* Task *
Continue the account of crowdsourcing work for a home business, picking up right after its last sentence, "I needed help."

* Extract *
When you’re running your own business from home, it’s easy to become overwhelmed by the magnitude of things that have to be done. You can muddle along for a while, but eventually it will get the better of you and the time will come when you realise, maybe it’s time to crowd source.
But how do you go about it, where do you start?
I had heard about the various methods of crowd sourcing for many years before I actually put it into practice. I had explored the possible avenues but really wasn’t keen on handing over any aspect of my day to day business activities to anyone, especially a complete stranger. Being the control freak that I am I of course didn’t think anyone could do a better job than I.
But, a situation occurred that left me with no choice. On one of my food websites, a site with over 20,000 pages of content of which 2,500 have images, the sponsoring website who allowed me to use their images in exchange for advertising and promotion, had a change of heart and said that if I didn’t pay a licensing fee for the 2,500+ images on the site I’d have to replace them and they gave me three months to do it.
At the same time, I was also working on relaunching another site under a new brand name and new focus and also working with two clients to launch their websites. Overall, I was already working 16 hour days seven days a week. Unless I didn’t sleep, there was absolutely no way I could source, resize and optimise over 2,500 images in three months and replace the ones on the site with them, I needed help.

* Information supplied *
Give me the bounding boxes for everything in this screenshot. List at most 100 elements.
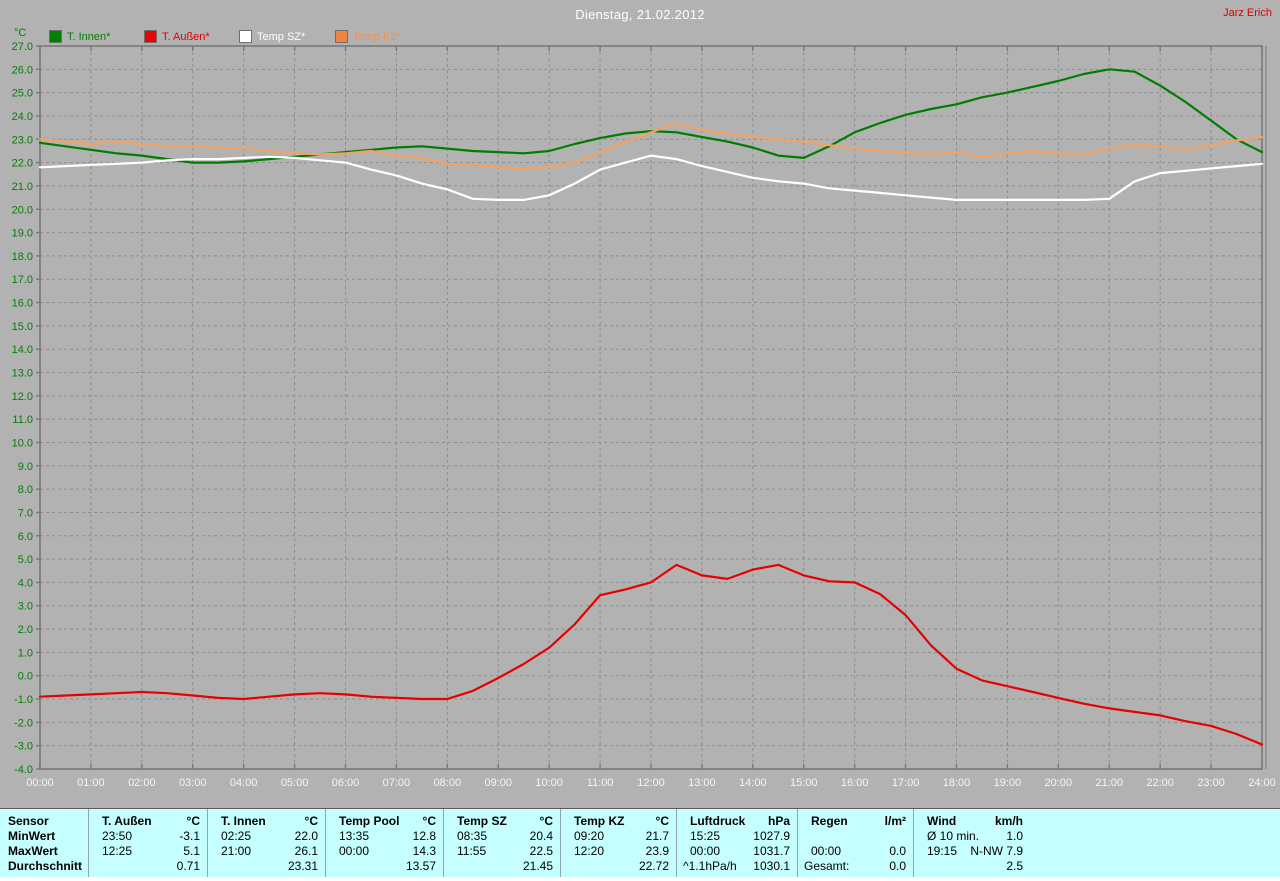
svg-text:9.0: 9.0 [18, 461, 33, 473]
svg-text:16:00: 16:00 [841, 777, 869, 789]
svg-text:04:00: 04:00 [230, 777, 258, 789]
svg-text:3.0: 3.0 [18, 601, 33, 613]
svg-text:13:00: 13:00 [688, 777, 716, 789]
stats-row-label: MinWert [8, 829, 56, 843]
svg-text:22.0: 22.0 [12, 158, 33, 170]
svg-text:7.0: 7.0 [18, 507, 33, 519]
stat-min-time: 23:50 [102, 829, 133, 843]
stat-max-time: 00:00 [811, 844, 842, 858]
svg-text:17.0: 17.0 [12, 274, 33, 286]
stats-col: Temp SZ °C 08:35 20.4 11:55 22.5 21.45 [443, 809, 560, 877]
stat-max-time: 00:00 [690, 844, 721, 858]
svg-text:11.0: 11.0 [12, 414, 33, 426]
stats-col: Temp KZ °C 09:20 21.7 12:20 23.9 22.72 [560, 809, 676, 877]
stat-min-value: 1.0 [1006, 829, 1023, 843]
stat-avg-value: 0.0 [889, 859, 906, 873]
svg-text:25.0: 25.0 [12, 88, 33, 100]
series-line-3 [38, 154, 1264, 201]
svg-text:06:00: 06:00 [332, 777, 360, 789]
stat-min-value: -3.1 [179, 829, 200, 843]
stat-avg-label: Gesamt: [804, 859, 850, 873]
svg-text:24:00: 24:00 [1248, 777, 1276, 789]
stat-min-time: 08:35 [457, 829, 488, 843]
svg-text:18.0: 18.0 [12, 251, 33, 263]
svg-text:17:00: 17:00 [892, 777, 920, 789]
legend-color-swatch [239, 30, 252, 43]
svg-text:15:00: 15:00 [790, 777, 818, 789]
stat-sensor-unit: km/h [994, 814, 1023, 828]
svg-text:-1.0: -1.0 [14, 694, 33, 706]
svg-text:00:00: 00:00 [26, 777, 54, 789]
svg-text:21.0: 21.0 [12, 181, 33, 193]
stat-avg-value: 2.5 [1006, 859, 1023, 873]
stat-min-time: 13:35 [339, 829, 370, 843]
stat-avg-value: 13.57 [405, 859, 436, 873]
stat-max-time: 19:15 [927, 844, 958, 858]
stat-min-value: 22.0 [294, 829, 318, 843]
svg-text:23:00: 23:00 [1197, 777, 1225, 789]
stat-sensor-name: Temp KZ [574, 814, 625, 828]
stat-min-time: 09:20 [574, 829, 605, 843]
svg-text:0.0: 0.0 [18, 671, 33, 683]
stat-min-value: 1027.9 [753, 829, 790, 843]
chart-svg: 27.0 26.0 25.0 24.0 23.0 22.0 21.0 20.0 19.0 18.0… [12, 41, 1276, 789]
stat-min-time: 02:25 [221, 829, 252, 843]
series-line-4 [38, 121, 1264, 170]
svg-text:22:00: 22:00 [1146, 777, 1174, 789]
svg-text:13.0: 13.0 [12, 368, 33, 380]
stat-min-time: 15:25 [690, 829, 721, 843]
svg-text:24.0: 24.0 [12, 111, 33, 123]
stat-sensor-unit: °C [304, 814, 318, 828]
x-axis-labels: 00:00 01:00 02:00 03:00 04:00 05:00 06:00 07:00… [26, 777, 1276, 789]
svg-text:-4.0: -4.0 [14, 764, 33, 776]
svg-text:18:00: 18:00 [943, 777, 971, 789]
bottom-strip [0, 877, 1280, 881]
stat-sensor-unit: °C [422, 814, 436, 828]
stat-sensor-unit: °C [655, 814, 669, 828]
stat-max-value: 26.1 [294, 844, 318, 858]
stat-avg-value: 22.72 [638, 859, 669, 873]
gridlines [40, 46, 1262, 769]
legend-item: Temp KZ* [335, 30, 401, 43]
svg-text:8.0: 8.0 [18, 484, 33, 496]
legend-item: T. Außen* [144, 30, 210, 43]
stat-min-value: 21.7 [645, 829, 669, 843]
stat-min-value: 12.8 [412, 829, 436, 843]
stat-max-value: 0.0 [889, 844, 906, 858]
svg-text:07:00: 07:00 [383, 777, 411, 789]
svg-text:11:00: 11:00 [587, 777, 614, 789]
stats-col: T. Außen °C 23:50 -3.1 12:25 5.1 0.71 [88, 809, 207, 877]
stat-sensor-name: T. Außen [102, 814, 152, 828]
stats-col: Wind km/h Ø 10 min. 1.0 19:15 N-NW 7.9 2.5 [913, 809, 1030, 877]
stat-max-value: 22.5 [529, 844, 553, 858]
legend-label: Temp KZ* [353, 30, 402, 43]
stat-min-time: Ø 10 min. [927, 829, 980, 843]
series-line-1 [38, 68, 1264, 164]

* Result for this exercise *
Although I knew of some crowd sourcing websites, I did some asking around with colleagues and friends as to which ones they’d heard of or used. With the results of my research, I chose a site and posted my first job. Within minutes I had applications for the position, and after sifting through I actually found not one, but four people whose skills I could see I could use straight away, so I decided to give them all a trial task to see how they performed.
Having almost ridiculous expectations of others based on my own work ethic, I knew I had to go about this in a way that wouldn’t scare the bejesus out of my possible new contractors, so I employed my teaching ethos instead and this is how I briefed and have continued to brief my now incredibly loyal, trustworthy and efficient team of crowd sourced contractors.
- I broke all the work I had to get done into individual tasks that once put together was a job spec in itself.
- For each task I created a basic written guideline but then also recorded a screen capture video showing my contractor EXACTLY how and what I wanted them to do. I also recorded and uploaded the video in actual recording dimensions (I didn’t resize it for the web or use zoom and pan key frames). The reason I did this was twofold…
- It’s much easier for the viewers to see exactly what you’re doing so therefore no room for misunderstanding and mistakes and,
- There’s virtually no editing required of the video. Because you’ve selected to produce the video in recording dimensions, there are no automatic key frames added and it’s just a matter of clicking produce and saving the file. This saved me enormous amounts of time and I could literally record and produce an instruction video in a matter of minutes.
- I then uploaded the video to my website and sent the written instructions along with the video link to the contractor.
- They would then review the video and do just one hour of work and send me back what they’d done. I would review and make sure they understood my brief and visual instructions, then give them the go ahead to continue the task.
- Once they’d mastered that part of the project, I do the same for the next piece of it.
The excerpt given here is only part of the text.